§ **Goal of the exercise**: Extract every record, exactly as written, and ignore the pictures.
- - - -
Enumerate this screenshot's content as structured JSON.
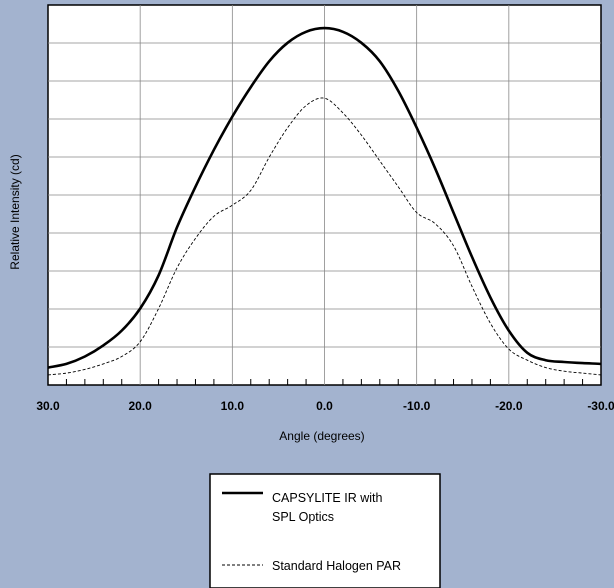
{
  "chart_data": {
    "type": "line",
    "xlabel": "Angle (degrees)",
    "ylabel": "Relative Intensity (cd)",
    "xlim": [
      30,
      -30
    ],
    "ylim": [
      0,
      1
    ],
    "x_ticks": [
      "30.0",
      "20.0",
      "10.0",
      "0.0",
      "-10.0",
      "-20.0",
      "-30.0"
    ],
    "grid": true,
    "legend_position": "bottom-center",
    "series": [
      {
        "name": "CAPSYLITE IR with SPL Optics",
        "style": "solid",
        "color": "#000000",
        "x": [
          30,
          28,
          26,
          24,
          22,
          20,
          18,
          16,
          14,
          12,
          10,
          8,
          6,
          4,
          2,
          0,
          -2,
          -4,
          -6,
          -8,
          -10,
          -12,
          -14,
          -16,
          -18,
          -20,
          -22,
          -24,
          -26,
          -28,
          -30
        ],
        "y": [
          0.05,
          0.06,
          0.08,
          0.11,
          0.15,
          0.21,
          0.3,
          0.43,
          0.54,
          0.64,
          0.73,
          0.81,
          0.88,
          0.93,
          0.96,
          0.97,
          0.96,
          0.93,
          0.88,
          0.8,
          0.7,
          0.59,
          0.47,
          0.35,
          0.24,
          0.15,
          0.09,
          0.07,
          0.065,
          0.062,
          0.06
        ]
      },
      {
        "name": "Standard Halogen PAR",
        "style": "dashed",
        "color": "#000000",
        "x": [
          30,
          28,
          26,
          24,
          22,
          20,
          18,
          16,
          14,
          12,
          10,
          8,
          6,
          4,
          2,
          0,
          -2,
          -4,
          -6,
          -8,
          -10,
          -12,
          -14,
          -16,
          -18,
          -20,
          -22,
          -24,
          -26,
          -28,
          -30
        ],
        "y": [
          0.03,
          0.035,
          0.045,
          0.06,
          0.08,
          0.12,
          0.21,
          0.32,
          0.4,
          0.46,
          0.49,
          0.53,
          0.62,
          0.7,
          0.76,
          0.78,
          0.74,
          0.68,
          0.61,
          0.54,
          0.47,
          0.44,
          0.38,
          0.27,
          0.17,
          0.1,
          0.07,
          0.05,
          0.04,
          0.035,
          0.03
        ]
      }
    ]
  }
}
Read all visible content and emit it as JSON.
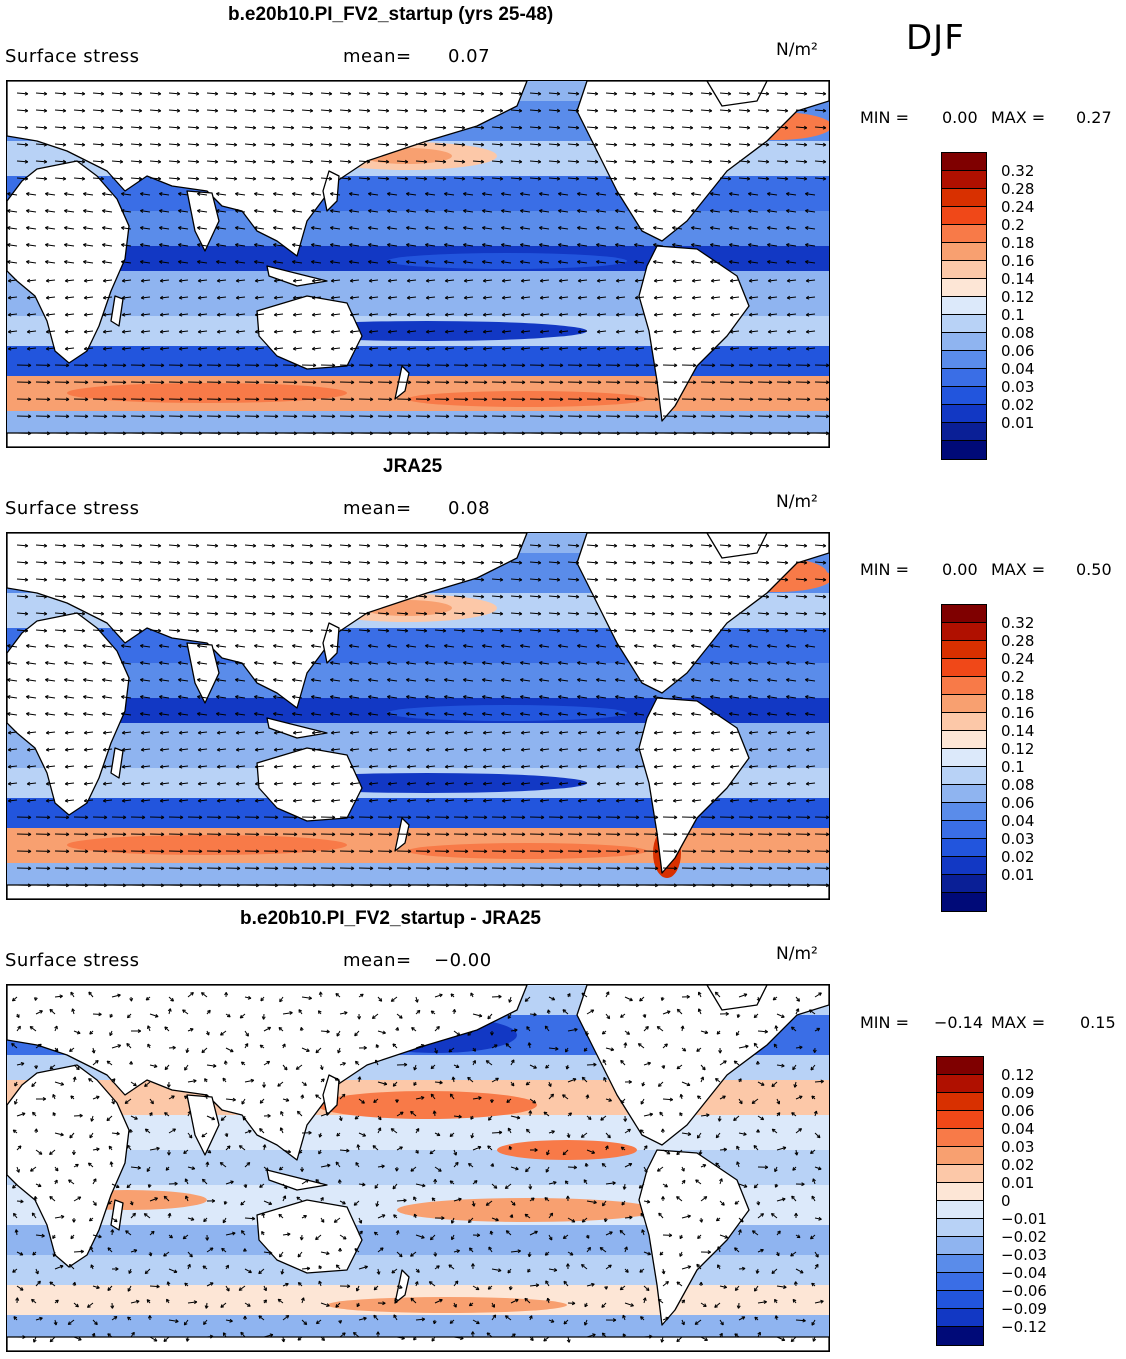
{
  "season": "DJF",
  "palette_abs": [
    "#7f0000",
    "#b01000",
    "#d83000",
    "#f04818",
    "#f87a48",
    "#f8a070",
    "#fcc8a8",
    "#fde6d6",
    "#dce9fa",
    "#b8d2f6",
    "#8fb4f0",
    "#5a8cea",
    "#3a6ee6",
    "#2255dd",
    "#1238c4",
    "#0a1f96",
    "#000a78"
  ],
  "palette_diff": [
    "#7f0000",
    "#b01000",
    "#d83000",
    "#f04818",
    "#f87a48",
    "#f8a070",
    "#fcc8a8",
    "#fde6d6",
    "#dce9fa",
    "#b8d2f6",
    "#8fb4f0",
    "#5a8cea",
    "#3a6ee6",
    "#2255dd",
    "#1238c4",
    "#000a78"
  ],
  "panels": [
    {
      "title": "b.e20b10.PI_FV2_startup (yrs 25-48)",
      "variable": "Surface stress",
      "mean_label": "mean=",
      "mean_value": "0.07",
      "unit": "N/m²",
      "min_label": "MIN =",
      "min_value": "0.00",
      "max_label": "MAX =",
      "max_value": "0.27",
      "legend": [
        "0.32",
        "0.28",
        "0.24",
        "0.2",
        "0.18",
        "0.16",
        "0.14",
        "0.12",
        "0.1",
        "0.08",
        "0.06",
        "0.04",
        "0.03",
        "0.02",
        "0.01"
      ]
    },
    {
      "title": "JRA25",
      "variable": "Surface stress",
      "mean_label": "mean=",
      "mean_value": "0.08",
      "unit": "N/m²",
      "min_label": "MIN =",
      "min_value": "0.00",
      "max_label": "MAX =",
      "max_value": "0.50",
      "legend": [
        "0.32",
        "0.28",
        "0.24",
        "0.2",
        "0.18",
        "0.16",
        "0.14",
        "0.12",
        "0.1",
        "0.08",
        "0.06",
        "0.04",
        "0.03",
        "0.02",
        "0.01"
      ]
    },
    {
      "title": "b.e20b10.PI_FV2_startup - JRA25",
      "variable": "Surface stress",
      "mean_label": "mean=",
      "mean_value": "−0.00",
      "unit": "N/m²",
      "min_label": "MIN =",
      "min_value": "−0.14",
      "max_label": "MAX =",
      "max_value": "0.15",
      "legend": [
        "0.12",
        "0.09",
        "0.06",
        "0.04",
        "0.03",
        "0.02",
        "0.01",
        "0",
        "−0.01",
        "−0.02",
        "−0.03",
        "−0.04",
        "−0.06",
        "−0.09",
        "−0.12"
      ]
    }
  ]
}
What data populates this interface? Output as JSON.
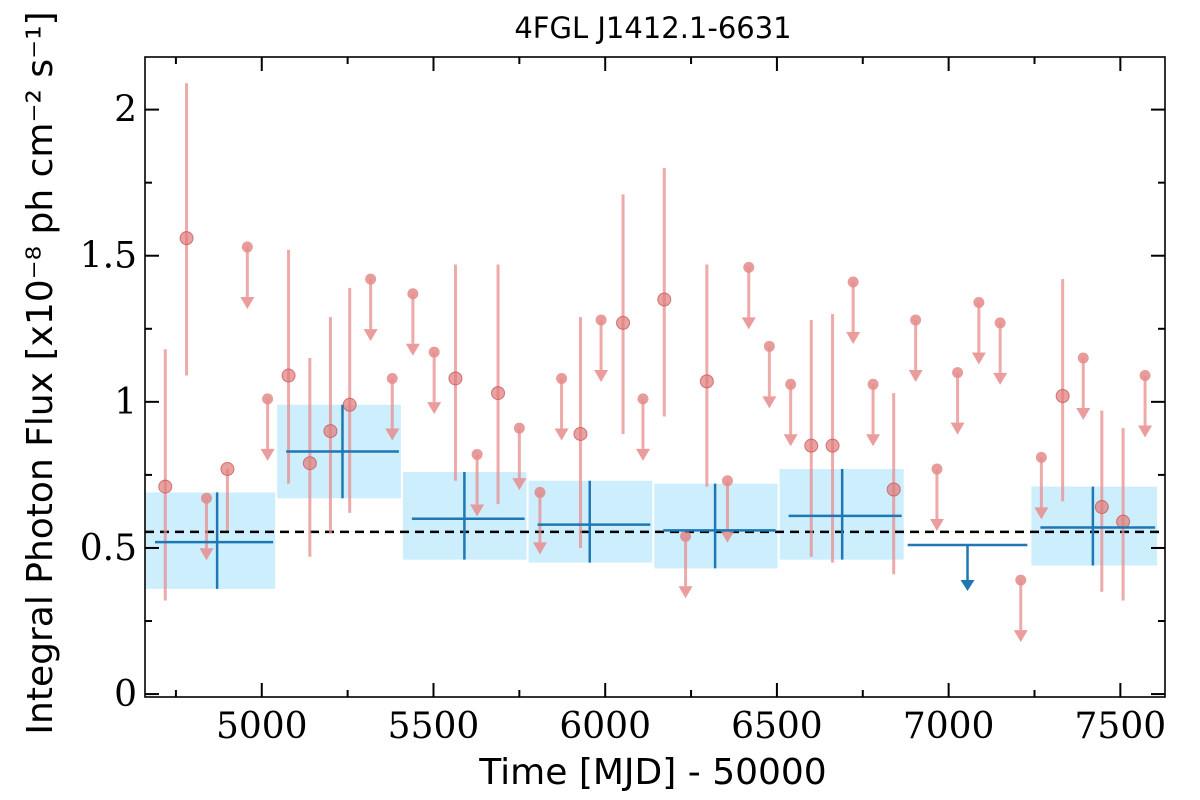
- - - -
§ **Solution for this exercise**:
Enumerate this screenshot's content as structured JSON.
{
  "chart_data": {
    "type": "line",
    "xlabel": "Angle (degrees)",
    "ylabel": "Relative Intensity (cd)",
    "xlim": [
      30,
      -30
    ],
    "ylim": [
      0,
      1
    ],
    "x_ticks": [
      "30.0",
      "20.0",
      "10.0",
      "0.0",
      "-10.0",
      "-20.0",
      "-30.0"
    ],
    "grid": true,
    "legend_position": "bottom-center",
    "series": [
      {
        "name": "CAPSYLITE IR with SPL Optics",
        "style": "solid",
        "color": "#000000",
        "x": [
          30,
          28,
          26,
          24,
          22,
          20,
          18,
          16,
          14,
          12,
          10,
          8,
          6,
          4,
          2,
          0,
          -2,
          -4,
          -6,
          -8,
          -10,
          -12,
          -14,
          -16,
          -18,
          -20,
          -22,
          -24,
          -26,
          -28,
          -30
        ],
        "y": [
          0.05,
          0.06,
          0.08,
          0.11,
          0.15,
          0.21,
          0.3,
          0.43,
          0.54,
          0.64,
          0.73,
          0.81,
          0.88,
          0.93,
          0.96,
          0.97,
          0.96,
          0.93,
          0.88,
          0.8,
          0.7,
          0.59,
          0.47,
          0.35,
          0.24,
          0.15,
          0.09,
          0.07,
          0.065,
          0.062,
          0.06
        ]
      },
      {
        "name": "Standard Halogen PAR",
        "style": "dashed",
        "color": "#000000",
        "x": [
          30,
          28,
          26,
          24,
          22,
          20,
          18,
          16,
          14,
          12,
          10,
          8,
          6,
          4,
          2,
          0,
          -2,
          -4,
          -6,
          -8,
          -10,
          -12,
          -14,
          -16,
          -18,
          -20,
          -22,
          -24,
          -26,
          -28,
          -30
        ],
        "y": [
          0.03,
          0.035,
          0.045,
          0.06,
          0.08,
          0.12,
          0.21,
          0.32,
          0.4,
          0.46,
          0.49,
          0.53,
          0.62,
          0.7,
          0.76,
          0.78,
          0.74,
          0.68,
          0.61,
          0.54,
          0.47,
          0.44,
          0.38,
          0.27,
          0.17,
          0.1,
          0.07,
          0.05,
          0.04,
          0.035,
          0.03
        ]
      }
    ]
  }
}
Read all visible content and emit it as JSON.
{
  "season": "DJF",
  "palette_abs": [
    "#7f0000",
    "#b01000",
    "#d83000",
    "#f04818",
    "#f87a48",
    "#f8a070",
    "#fcc8a8",
    "#fde6d6",
    "#dce9fa",
    "#b8d2f6",
    "#8fb4f0",
    "#5a8cea",
    "#3a6ee6",
    "#2255dd",
    "#1238c4",
    "#0a1f96",
    "#000a78"
  ],
  "palette_diff": [
    "#7f0000",
    "#b01000",
    "#d83000",
    "#f04818",
    "#f87a48",
    "#f8a070",
    "#fcc8a8",
    "#fde6d6",
    "#dce9fa",
    "#b8d2f6",
    "#8fb4f0",
    "#5a8cea",
    "#3a6ee6",
    "#2255dd",
    "#1238c4",
    "#000a78"
  ],
  "panels": [
    {
      "title": "b.e20b10.PI_FV2_startup (yrs 25-48)",
      "variable": "Surface stress",
      "mean_label": "mean=",
      "mean_value": "0.07",
      "unit": "N/m²",
      "min_label": "MIN =",
      "min_value": "0.00",
      "max_label": "MAX =",
      "max_value": "0.27",
      "legend": [
        "0.32",
        "0.28",
        "0.24",
        "0.2",
        "0.18",
        "0.16",
        "0.14",
        "0.12",
        "0.1",
        "0.08",
        "0.06",
        "0.04",
        "0.03",
        "0.02",
        "0.01"
      ]
    },
    {
      "title": "JRA25",
      "variable": "Surface stress",
      "mean_label": "mean=",
      "mean_value": "0.08",
      "unit": "N/m²",
      "min_label": "MIN =",
      "min_value": "0.00",
      "max_label": "MAX =",
      "max_value": "0.50",
      "legend": [
        "0.32",
        "0.28",
        "0.24",
        "0.2",
        "0.18",
        "0.16",
        "0.14",
        "0.12",
        "0.1",
        "0.08",
        "0.06",
        "0.04",
        "0.03",
        "0.02",
        "0.01"
      ]
    },
    {
      "title": "b.e20b10.PI_FV2_startup - JRA25",
      "variable": "Surface stress",
      "mean_label": "mean=",
      "mean_value": "−0.00",
      "unit": "N/m²",
      "min_label": "MIN =",
      "min_value": "−0.14",
      "max_label": "MAX =",
      "max_value": "0.15",
      "legend": [
        "0.12",
        "0.09",
        "0.06",
        "0.04",
        "0.03",
        "0.02",
        "0.01",
        "0",
        "−0.01",
        "−0.02",
        "−0.03",
        "−0.04",
        "−0.06",
        "−0.09",
        "−0.12"
      ]
    }
  ]
}
What data populates this interface? Output as JSON.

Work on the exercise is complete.